[Records that describe figures]
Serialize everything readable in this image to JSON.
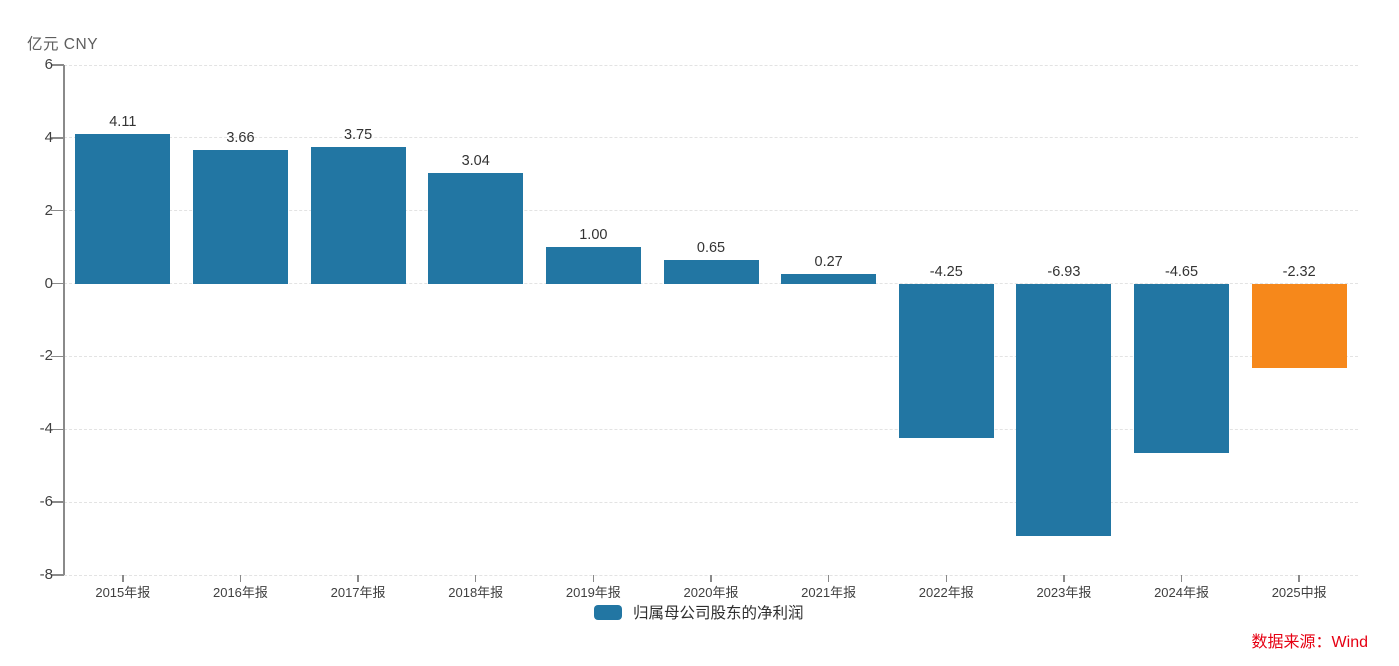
{
  "header": {
    "axis_unit_label": "亿元 CNY"
  },
  "chart_data": {
    "type": "bar",
    "title": "",
    "categories": [
      "2015年报",
      "2016年报",
      "2017年报",
      "2018年报",
      "2019年报",
      "2020年报",
      "2021年报",
      "2022年报",
      "2023年报",
      "2024年报",
      "2025中报"
    ],
    "series": [
      {
        "name": "归属母公司股东的净利润",
        "values": [
          4.11,
          3.66,
          3.75,
          3.04,
          1.0,
          0.65,
          0.27,
          -4.25,
          -6.93,
          -4.65,
          -2.32
        ],
        "value_labels": [
          "4.11",
          "3.66",
          "3.75",
          "3.04",
          "1.00",
          "0.65",
          "0.27",
          "-4.25",
          "-6.93",
          "-4.65",
          "-2.32"
        ]
      }
    ],
    "highlight": {
      "index": 10,
      "color": "#f6881b"
    },
    "bar_color": "#2276a3",
    "ylabel": "亿元 CNY",
    "xlabel": "",
    "ylim": [
      -8,
      6
    ],
    "yticks": [
      6,
      4,
      2,
      0,
      -2,
      -4,
      -6,
      -8
    ],
    "grid": true,
    "legend_position": "bottom-center"
  },
  "legend": {
    "label": "归属母公司股东的净利润",
    "swatch_color": "#2276a3"
  },
  "footer": {
    "source_label": "数据来源：Wind"
  },
  "colors": {
    "bar_default": "#2276a3",
    "bar_highlight": "#f6881b",
    "source_text": "#e60012",
    "axis_line": "#8a8a8a",
    "gridline": "#e3e3e3",
    "tick_label": "#404040",
    "value_label": "#333333"
  }
}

■ **WHAT IS BEING ASKED**: Output all the records, word for word, with no pictures in the copy.

■ **ANSWER TO THE EXERCISE**:
Serialize everything readable in this image to JSON.
{
  "header": {
    "axis_unit_label": "亿元 CNY"
  },
  "chart_data": {
    "type": "bar",
    "title": "",
    "categories": [
      "2015年报",
      "2016年报",
      "2017年报",
      "2018年报",
      "2019年报",
      "2020年报",
      "2021年报",
      "2022年报",
      "2023年报",
      "2024年报",
      "2025中报"
    ],
    "series": [
      {
        "name": "归属母公司股东的净利润",
        "values": [
          4.11,
          3.66,
          3.75,
          3.04,
          1.0,
          0.65,
          0.27,
          -4.25,
          -6.93,
          -4.65,
          -2.32
        ],
        "value_labels": [
          "4.11",
          "3.66",
          "3.75",
          "3.04",
          "1.00",
          "0.65",
          "0.27",
          "-4.25",
          "-6.93",
          "-4.65",
          "-2.32"
        ]
      }
    ],
    "highlight": {
      "index": 10,
      "color": "#f6881b"
    },
    "bar_color": "#2276a3",
    "ylabel": "亿元 CNY",
    "xlabel": "",
    "ylim": [
      -8,
      6
    ],
    "yticks": [
      6,
      4,
      2,
      0,
      -2,
      -4,
      -6,
      -8
    ],
    "grid": true,
    "legend_position": "bottom-center"
  },
  "legend": {
    "label": "归属母公司股东的净利润",
    "swatch_color": "#2276a3"
  },
  "footer": {
    "source_label": "数据来源：Wind"
  },
  "colors": {
    "bar_default": "#2276a3",
    "bar_highlight": "#f6881b",
    "source_text": "#e60012",
    "axis_line": "#8a8a8a",
    "gridline": "#e3e3e3",
    "tick_label": "#404040",
    "value_label": "#333333"
  }
}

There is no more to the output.